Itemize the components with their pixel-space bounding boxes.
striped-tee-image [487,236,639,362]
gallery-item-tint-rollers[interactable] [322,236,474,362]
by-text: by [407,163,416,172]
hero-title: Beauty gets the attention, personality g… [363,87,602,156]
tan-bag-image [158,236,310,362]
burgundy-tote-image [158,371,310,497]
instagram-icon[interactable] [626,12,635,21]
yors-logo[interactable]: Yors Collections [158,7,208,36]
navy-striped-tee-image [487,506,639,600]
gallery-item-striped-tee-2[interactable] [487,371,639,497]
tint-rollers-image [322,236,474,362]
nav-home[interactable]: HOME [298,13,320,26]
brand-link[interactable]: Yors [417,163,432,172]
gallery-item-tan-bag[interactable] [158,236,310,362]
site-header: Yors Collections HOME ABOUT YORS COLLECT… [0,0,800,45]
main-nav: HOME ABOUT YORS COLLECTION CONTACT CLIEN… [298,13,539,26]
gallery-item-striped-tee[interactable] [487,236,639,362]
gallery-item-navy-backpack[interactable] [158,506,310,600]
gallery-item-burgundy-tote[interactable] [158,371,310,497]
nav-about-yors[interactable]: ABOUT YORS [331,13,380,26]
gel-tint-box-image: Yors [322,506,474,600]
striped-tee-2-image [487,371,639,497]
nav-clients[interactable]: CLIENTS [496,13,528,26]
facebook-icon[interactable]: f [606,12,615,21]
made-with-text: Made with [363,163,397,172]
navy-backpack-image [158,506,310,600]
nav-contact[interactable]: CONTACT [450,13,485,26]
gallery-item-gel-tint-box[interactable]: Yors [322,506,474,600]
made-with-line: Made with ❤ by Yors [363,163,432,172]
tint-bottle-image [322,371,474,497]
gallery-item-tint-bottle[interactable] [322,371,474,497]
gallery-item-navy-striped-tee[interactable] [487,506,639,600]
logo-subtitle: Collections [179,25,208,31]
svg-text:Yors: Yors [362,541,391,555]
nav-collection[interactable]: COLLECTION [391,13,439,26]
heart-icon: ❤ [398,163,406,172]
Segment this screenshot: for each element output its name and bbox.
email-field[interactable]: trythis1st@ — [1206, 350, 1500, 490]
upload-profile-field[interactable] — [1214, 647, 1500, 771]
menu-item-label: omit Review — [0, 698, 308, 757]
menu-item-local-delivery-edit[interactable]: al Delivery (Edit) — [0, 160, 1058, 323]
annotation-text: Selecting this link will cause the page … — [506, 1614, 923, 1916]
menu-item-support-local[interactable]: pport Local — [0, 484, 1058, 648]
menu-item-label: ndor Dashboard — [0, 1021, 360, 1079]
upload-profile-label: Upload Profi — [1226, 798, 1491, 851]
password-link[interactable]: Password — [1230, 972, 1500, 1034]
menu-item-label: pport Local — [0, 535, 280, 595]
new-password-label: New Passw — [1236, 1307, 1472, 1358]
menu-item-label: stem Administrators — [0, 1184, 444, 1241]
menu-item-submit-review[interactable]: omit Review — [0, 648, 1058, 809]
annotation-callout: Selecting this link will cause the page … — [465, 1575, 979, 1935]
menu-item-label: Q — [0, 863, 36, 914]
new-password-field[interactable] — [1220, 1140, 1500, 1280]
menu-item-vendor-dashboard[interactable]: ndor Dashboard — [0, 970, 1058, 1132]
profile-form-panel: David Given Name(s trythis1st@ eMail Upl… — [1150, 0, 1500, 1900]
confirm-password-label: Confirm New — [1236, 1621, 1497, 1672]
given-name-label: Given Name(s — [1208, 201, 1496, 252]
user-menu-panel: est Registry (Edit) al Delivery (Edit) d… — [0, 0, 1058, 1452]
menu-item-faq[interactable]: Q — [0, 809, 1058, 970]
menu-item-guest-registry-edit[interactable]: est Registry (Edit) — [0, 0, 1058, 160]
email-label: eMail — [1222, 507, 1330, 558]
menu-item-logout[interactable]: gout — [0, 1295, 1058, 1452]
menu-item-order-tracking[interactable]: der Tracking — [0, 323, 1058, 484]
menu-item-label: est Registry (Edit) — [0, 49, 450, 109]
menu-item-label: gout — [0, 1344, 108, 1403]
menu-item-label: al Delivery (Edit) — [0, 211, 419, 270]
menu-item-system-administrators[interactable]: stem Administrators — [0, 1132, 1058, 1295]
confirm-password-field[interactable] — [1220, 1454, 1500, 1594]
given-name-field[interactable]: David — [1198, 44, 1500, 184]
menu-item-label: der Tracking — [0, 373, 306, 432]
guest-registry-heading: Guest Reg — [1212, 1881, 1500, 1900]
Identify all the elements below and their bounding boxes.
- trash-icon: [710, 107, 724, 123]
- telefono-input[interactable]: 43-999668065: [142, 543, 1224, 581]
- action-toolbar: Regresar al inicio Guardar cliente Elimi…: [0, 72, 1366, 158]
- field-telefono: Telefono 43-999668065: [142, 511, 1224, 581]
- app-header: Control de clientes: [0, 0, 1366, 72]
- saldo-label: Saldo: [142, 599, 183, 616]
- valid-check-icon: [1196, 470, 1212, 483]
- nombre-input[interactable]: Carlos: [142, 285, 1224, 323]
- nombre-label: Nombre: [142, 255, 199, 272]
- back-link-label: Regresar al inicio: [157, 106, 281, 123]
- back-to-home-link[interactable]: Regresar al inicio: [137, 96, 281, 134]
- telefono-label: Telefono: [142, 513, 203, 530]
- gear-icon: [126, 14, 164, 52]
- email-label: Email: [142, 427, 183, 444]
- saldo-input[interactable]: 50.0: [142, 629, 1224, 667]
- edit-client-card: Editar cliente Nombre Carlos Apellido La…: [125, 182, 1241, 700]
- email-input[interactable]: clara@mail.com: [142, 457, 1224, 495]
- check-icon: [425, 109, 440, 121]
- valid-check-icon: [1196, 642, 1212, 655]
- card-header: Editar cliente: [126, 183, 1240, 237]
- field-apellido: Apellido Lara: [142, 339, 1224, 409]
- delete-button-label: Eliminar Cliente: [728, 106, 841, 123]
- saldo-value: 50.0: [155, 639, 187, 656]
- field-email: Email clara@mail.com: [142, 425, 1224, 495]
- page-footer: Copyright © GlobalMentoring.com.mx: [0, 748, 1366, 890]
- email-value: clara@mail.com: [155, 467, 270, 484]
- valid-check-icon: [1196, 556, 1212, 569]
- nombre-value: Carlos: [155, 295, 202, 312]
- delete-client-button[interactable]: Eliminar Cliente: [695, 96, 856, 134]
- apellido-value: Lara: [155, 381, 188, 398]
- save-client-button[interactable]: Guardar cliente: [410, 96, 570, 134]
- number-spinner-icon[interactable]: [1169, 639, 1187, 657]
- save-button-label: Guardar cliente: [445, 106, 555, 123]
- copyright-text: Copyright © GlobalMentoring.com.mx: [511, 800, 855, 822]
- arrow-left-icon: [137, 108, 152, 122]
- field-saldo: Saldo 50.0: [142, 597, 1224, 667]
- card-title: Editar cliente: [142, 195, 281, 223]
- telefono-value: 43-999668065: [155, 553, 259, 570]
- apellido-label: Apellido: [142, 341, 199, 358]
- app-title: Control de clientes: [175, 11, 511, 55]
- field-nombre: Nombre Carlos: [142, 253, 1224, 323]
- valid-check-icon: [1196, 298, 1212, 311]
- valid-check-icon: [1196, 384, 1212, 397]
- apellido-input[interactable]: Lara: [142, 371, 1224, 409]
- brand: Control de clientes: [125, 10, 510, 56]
=====
[Problem requirements]
Please reproduce all of the records above, line for line, without changing a single character.

[Completed task]
Itemize the components with their pixel-space bounding boxes.
striped-tee-image [487,236,639,362]
gallery-item-tint-rollers[interactable] [322,236,474,362]
by-text: by [407,163,416,172]
hero-title: Beauty gets the attention, personality g… [363,87,602,156]
tan-bag-image [158,236,310,362]
burgundy-tote-image [158,371,310,497]
instagram-icon[interactable] [626,12,635,21]
yors-logo[interactable]: Yors Collections [158,7,208,36]
navy-striped-tee-image [487,506,639,600]
gallery-item-striped-tee-2[interactable] [487,371,639,497]
tint-rollers-image [322,236,474,362]
nav-home[interactable]: HOME [298,13,320,26]
brand-link[interactable]: Yors [417,163,432,172]
gallery-item-tan-bag[interactable] [158,236,310,362]
site-header: Yors Collections HOME ABOUT YORS COLLECT… [0,0,800,45]
main-nav: HOME ABOUT YORS COLLECTION CONTACT CLIEN… [298,13,539,26]
gallery-item-striped-tee[interactable] [487,236,639,362]
gallery-item-navy-backpack[interactable] [158,506,310,600]
gallery-item-burgundy-tote[interactable] [158,371,310,497]
nav-about-yors[interactable]: ABOUT YORS [331,13,380,26]
gel-tint-box-image: Yors [322,506,474,600]
striped-tee-2-image [487,371,639,497]
nav-clients[interactable]: CLIENTS [496,13,528,26]
facebook-icon[interactable]: f [606,12,615,21]
made-with-text: Made with [363,163,397,172]
navy-backpack-image [158,506,310,600]
nav-contact[interactable]: CONTACT [450,13,485,26]
gallery-item-gel-tint-box[interactable]: Yors [322,506,474,600]
made-with-line: Made with ❤ by Yors [363,163,432,172]
tint-bottle-image [322,371,474,497]
gallery-item-tint-bottle[interactable] [322,371,474,497]
gallery-item-navy-striped-tee[interactable] [487,506,639,600]
logo-subtitle: Collections [179,25,208,31]
svg-text:Yors: Yors [362,541,391,555]
nav-collection[interactable]: COLLECTION [391,13,439,26]
heart-icon: ❤ [398,163,406,172]
Segment this screenshot: for each element output its name and bbox.
email-field[interactable]: trythis1st@ — [1206, 350, 1500, 490]
upload-profile-field[interactable] — [1214, 647, 1500, 771]
menu-item-label: omit Review — [0, 698, 308, 757]
menu-item-local-delivery-edit[interactable]: al Delivery (Edit) — [0, 160, 1058, 323]
annotation-text: Selecting this link will cause the page … — [506, 1614, 923, 1916]
menu-item-support-local[interactable]: pport Local — [0, 484, 1058, 648]
menu-item-label: ndor Dashboard — [0, 1021, 360, 1079]
upload-profile-label: Upload Profi — [1226, 798, 1491, 851]
password-link[interactable]: Password — [1230, 972, 1500, 1034]
menu-item-label: pport Local — [0, 535, 280, 595]
new-password-label: New Passw — [1236, 1307, 1472, 1358]
menu-item-label: stem Administrators — [0, 1184, 444, 1241]
menu-item-submit-review[interactable]: omit Review — [0, 648, 1058, 809]
annotation-callout: Selecting this link will cause the page … — [465, 1575, 979, 1935]
menu-item-label: Q — [0, 863, 36, 914]
new-password-field[interactable] — [1220, 1140, 1500, 1280]
menu-item-vendor-dashboard[interactable]: ndor Dashboard — [0, 970, 1058, 1132]
profile-form-panel: David Given Name(s trythis1st@ eMail Upl… — [1150, 0, 1500, 1900]
confirm-password-label: Confirm New — [1236, 1621, 1497, 1672]
given-name-label: Given Name(s — [1208, 201, 1496, 252]
user-menu-panel: est Registry (Edit) al Delivery (Edit) d… — [0, 0, 1058, 1452]
menu-item-faq[interactable]: Q — [0, 809, 1058, 970]
menu-item-guest-registry-edit[interactable]: est Registry (Edit) — [0, 0, 1058, 160]
email-label: eMail — [1222, 507, 1330, 558]
menu-item-logout[interactable]: gout — [0, 1295, 1058, 1452]
menu-item-order-tracking[interactable]: der Tracking — [0, 323, 1058, 484]
menu-item-label: est Registry (Edit) — [0, 49, 450, 109]
menu-item-label: gout — [0, 1344, 108, 1403]
menu-item-label: al Delivery (Edit) — [0, 211, 419, 270]
menu-item-system-administrators[interactable]: stem Administrators — [0, 1132, 1058, 1295]
confirm-password-field[interactable] — [1220, 1454, 1500, 1594]
given-name-field[interactable]: David — [1198, 44, 1500, 184]
menu-item-label: der Tracking — [0, 373, 306, 432]
guest-registry-heading: Guest Reg — [1212, 1881, 1500, 1900]
Identify all the elements below and their bounding boxes.
- trash-icon: [710, 107, 724, 123]
- telefono-input[interactable]: 43-999668065: [142, 543, 1224, 581]
- action-toolbar: Regresar al inicio Guardar cliente Elimi…: [0, 72, 1366, 158]
- field-telefono: Telefono 43-999668065: [142, 511, 1224, 581]
- app-header: Control de clientes: [0, 0, 1366, 72]
- saldo-label: Saldo: [142, 599, 183, 616]
- valid-check-icon: [1196, 470, 1212, 483]
- nombre-input[interactable]: Carlos: [142, 285, 1224, 323]
- nombre-label: Nombre: [142, 255, 199, 272]
- back-link-label: Regresar al inicio: [157, 106, 281, 123]
- back-to-home-link[interactable]: Regresar al inicio: [137, 96, 281, 134]
- telefono-label: Telefono: [142, 513, 203, 530]
- gear-icon: [126, 14, 164, 52]
- email-label: Email: [142, 427, 183, 444]
- saldo-input[interactable]: 50.0: [142, 629, 1224, 667]
- edit-client-card: Editar cliente Nombre Carlos Apellido La…: [125, 182, 1241, 700]
- email-input[interactable]: clara@mail.com: [142, 457, 1224, 495]
- check-icon: [425, 109, 440, 121]
- valid-check-icon: [1196, 642, 1212, 655]
- card-header: Editar cliente: [126, 183, 1240, 237]
- field-apellido: Apellido Lara: [142, 339, 1224, 409]
- delete-button-label: Eliminar Cliente: [728, 106, 841, 123]
- saldo-value: 50.0: [155, 639, 187, 656]
- field-email: Email clara@mail.com: [142, 425, 1224, 495]
- page-footer: Copyright © GlobalMentoring.com.mx: [0, 748, 1366, 890]
- email-value: clara@mail.com: [155, 467, 270, 484]
- valid-check-icon: [1196, 556, 1212, 569]
- nombre-value: Carlos: [155, 295, 202, 312]
- delete-client-button[interactable]: Eliminar Cliente: [695, 96, 856, 134]
- apellido-value: Lara: [155, 381, 188, 398]
- save-client-button[interactable]: Guardar cliente: [410, 96, 570, 134]
- number-spinner-icon[interactable]: [1169, 639, 1187, 657]
- save-button-label: Guardar cliente: [445, 106, 555, 123]
- copyright-text: Copyright © GlobalMentoring.com.mx: [511, 800, 855, 822]
- arrow-left-icon: [137, 108, 152, 122]
- field-saldo: Saldo 50.0: [142, 597, 1224, 667]
- card-title: Editar cliente: [142, 195, 281, 223]
- telefono-value: 43-999668065: [155, 553, 259, 570]
- apellido-label: Apellido: [142, 341, 199, 358]
- app-title: Control de clientes: [175, 11, 511, 55]
- field-nombre: Nombre Carlos: [142, 253, 1224, 323]
- valid-check-icon: [1196, 298, 1212, 311]
- valid-check-icon: [1196, 384, 1212, 397]
- apellido-input[interactable]: Lara: [142, 371, 1224, 409]
- brand: Control de clientes: [125, 10, 510, 56]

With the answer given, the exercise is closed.